■ **SELECTED PASSAGE**:
After 24 centuries, Google puts the Dead Sea Scrolls online for the world to see - coderdude
http://googlefornonprofits.blogspot.com/2011/09/from-desert-to-web-bringing-dead-sea.html

======
jorangreef
If you're looking for verses to explore for yourself, start at chapter 45
verse 1 on the scroll of Isaiah,
<http://dss.collections.imj.org.il/isaiah?id=45:1>

Here, Isaiah names Cyrus the Great, 150 years before his birth, and goes on to
describe how the Lord ("HaShem" on the scroll) would use him as a foreigner to
demolish the empire of Babylonia and restore the Jewish people out of exile
(<http://dss.collections.imj.org.il/isaiah?id=45:13>).

Josephus, the Jewish historian, in his Antiquities, records that the Jews in
Babylonian captivity showed Cyrus the prophecies of the Old Testament
Scriptures which contained his name and described his role in the scheme of
God. The historian says that it was this circumstance that motivated the ruler
to fulfill what was written, and to issue his edict permitting Israel's return
to her homeland
([http://books.google.co.za/books?id=kyaoIb6k2ccC&pg=PA359](http://books.google.co.za/books?id=kyaoIb6k2ccC&pg=PA359)).

Shortly after chapter 45, Isaiah writes in chapter 46:8, "Remember this and
stand firm, recall it to mind, you transgressors, remember the former things
of old; for I am God, and there is no other; I am God, and there is none like
me, declaring the end from the beginning and from ancient times things not yet
done, saying, 'My counsel shall stand, and I will accomplish all my
purpose...'" (<http://dss.collections.imj.org.il/isaiah?id=46:10>)

Entries for boxed elements
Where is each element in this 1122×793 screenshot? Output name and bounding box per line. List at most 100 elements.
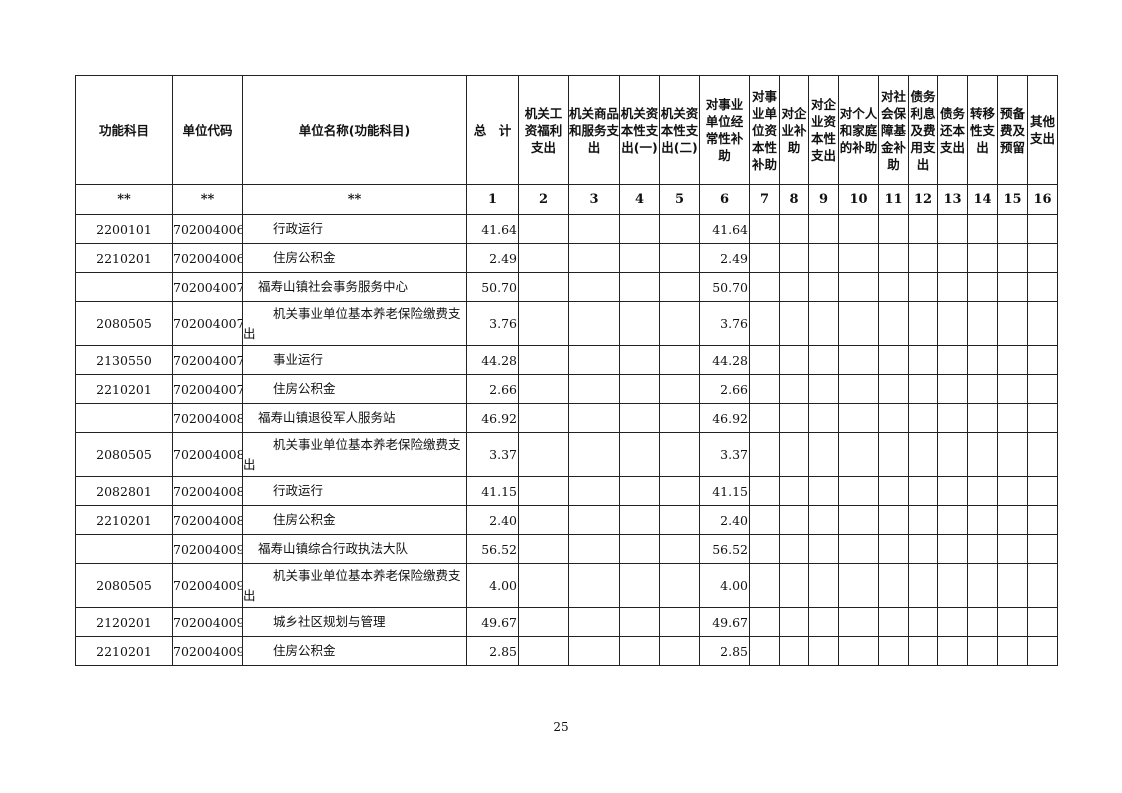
amount-cell-15: [997, 563, 1028, 608]
unit-code-cell: 702004007: [172, 272, 243, 302]
amount-cell-3: [568, 272, 620, 302]
amount-cell-15: [997, 607, 1028, 637]
column-index: 3: [568, 184, 620, 215]
amount-cell-6: 49.67: [699, 607, 750, 637]
amount-cell-3: [568, 214, 620, 244]
amount-cell-13: [937, 476, 968, 506]
table-row: 2210201 702004007 住房公积金 2.66 2.66: [75, 374, 1058, 404]
amount-cell-16: [1027, 243, 1058, 273]
amount-cell-4: [619, 214, 660, 244]
column-header: 预备费及预留: [997, 75, 1028, 185]
amount-cell-11: [878, 476, 909, 506]
amount-cell-8: [779, 345, 809, 375]
function-code-cell: 2210201: [75, 505, 173, 535]
column-index: **: [242, 184, 467, 215]
amount-cell-6: 2.49: [699, 243, 750, 273]
amount-cell-8: [779, 534, 809, 564]
amount-cell-4: [619, 374, 660, 404]
amount-cell-9: [808, 432, 839, 477]
amount-cell-3: [568, 505, 620, 535]
amount-cell-12: [908, 214, 938, 244]
amount-cell-3: [568, 432, 620, 477]
amount-cell-6: 4.00: [699, 563, 750, 608]
total-cell: 2.40: [466, 505, 519, 535]
amount-cell-8: [779, 636, 809, 666]
amount-cell-10: [838, 563, 879, 608]
function-code-cell: 2210201: [75, 243, 173, 273]
total-cell: 2.66: [466, 374, 519, 404]
amount-cell-7: [749, 534, 780, 564]
amount-cell-11: [878, 505, 909, 535]
amount-cell-10: [838, 345, 879, 375]
amount-cell-9: [808, 272, 839, 302]
amount-cell-14: [967, 607, 998, 637]
amount-cell-8: [779, 403, 809, 433]
amount-cell-4: [619, 505, 660, 535]
amount-cell-8: [779, 301, 809, 346]
amount-cell-9: [808, 563, 839, 608]
amount-cell-16: [1027, 607, 1058, 637]
amount-cell-2: [518, 374, 569, 404]
amount-cell-3: [568, 636, 620, 666]
table-row: 2080505 702004007 机关事业单位基本养老保险缴费支出 3.76 3.76: [75, 301, 1058, 346]
amount-cell-3: [568, 607, 620, 637]
function-code-cell: [75, 272, 173, 302]
amount-cell-13: [937, 403, 968, 433]
amount-cell-15: [997, 432, 1028, 477]
amount-cell-7: [749, 272, 780, 302]
amount-cell-7: [749, 432, 780, 477]
amount-cell-4: [619, 243, 660, 273]
table-row: 2210201 702004009 住房公积金 2.85 2.85: [75, 636, 1058, 666]
total-cell: 4.00: [466, 563, 519, 608]
amount-cell-4: [619, 345, 660, 375]
amount-cell-8: [779, 607, 809, 637]
amount-cell-10: [838, 374, 879, 404]
amount-cell-15: [997, 534, 1028, 564]
column-header: 债务利息及费用支出: [908, 75, 938, 185]
amount-cell-8: [779, 432, 809, 477]
amount-cell-13: [937, 374, 968, 404]
amount-cell-15: [997, 476, 1028, 506]
unit-name-cell: 机关事业单位基本养老保险缴费支出: [242, 432, 467, 477]
amount-cell-14: [967, 345, 998, 375]
unit-code-cell: 702004009: [172, 636, 243, 666]
unit-name-cell: 福寿山镇综合行政执法大队: [242, 534, 467, 564]
amount-cell-12: [908, 607, 938, 637]
amount-cell-16: [1027, 403, 1058, 433]
amount-cell-10: [838, 301, 879, 346]
amount-cell-10: [838, 505, 879, 535]
amount-cell-12: [908, 345, 938, 375]
column-index: 13: [937, 184, 968, 215]
column-index: 14: [967, 184, 998, 215]
amount-cell-13: [937, 272, 968, 302]
function-code-cell: 2210201: [75, 374, 173, 404]
column-header: 对企业资本性支出: [808, 75, 839, 185]
function-code-cell: 2080505: [75, 301, 173, 346]
amount-cell-16: [1027, 345, 1058, 375]
amount-cell-10: [838, 432, 879, 477]
amount-cell-6: 3.76: [699, 301, 750, 346]
amount-cell-5: [659, 505, 700, 535]
amount-cell-16: [1027, 505, 1058, 535]
amount-cell-4: [619, 476, 660, 506]
column-header: 对个人和家庭的补助: [838, 75, 879, 185]
amount-cell-13: [937, 505, 968, 535]
amount-cell-10: [838, 534, 879, 564]
unit-code-cell: 702004008: [172, 505, 243, 535]
amount-cell-9: [808, 243, 839, 273]
amount-cell-2: [518, 272, 569, 302]
unit-code-cell: 702004008: [172, 476, 243, 506]
unit-name-cell: 机关事业单位基本养老保险缴费支出: [242, 563, 467, 608]
total-cell: 2.85: [466, 636, 519, 666]
column-header: 对社会保障基金补助: [878, 75, 909, 185]
unit-code-cell: 702004006: [172, 243, 243, 273]
total-cell: 56.52: [466, 534, 519, 564]
amount-cell-11: [878, 345, 909, 375]
amount-cell-4: [619, 607, 660, 637]
amount-cell-12: [908, 403, 938, 433]
total-cell: 2.49: [466, 243, 519, 273]
column-index: 15: [997, 184, 1028, 215]
column-header: 对事业单位资本性补助: [749, 75, 780, 185]
column-header: 对事业单位经常性补助: [699, 75, 750, 185]
amount-cell-5: [659, 272, 700, 302]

■ **PROBLEM 1**:
In the Dead Sea Scrolls thread, how does the comment say the Lord is written on the scroll of Isaiah?
■ **PROBLEM 2**:
Print the passage of the Dead Sea Scrolls thread from "Here, Isaiah names" up to and including "(<http://dss.collections.imj.org.il/isaiah?id=45:13>).".

■ **WRITTEN RESPONSE 1**:
As "HaShem."

■ **WRITTEN RESPONSE 2**:
Here, Isaiah names Cyrus the Great, 150 years before his birth, and goes on to
describe how the Lord ("HaShem" on the scroll) would use him as a foreigner to
demolish the empire of Babylonia and restore the Jewish people out of exile
(<http://dss.collections.imj.org.il/isaiah?id=45:13>).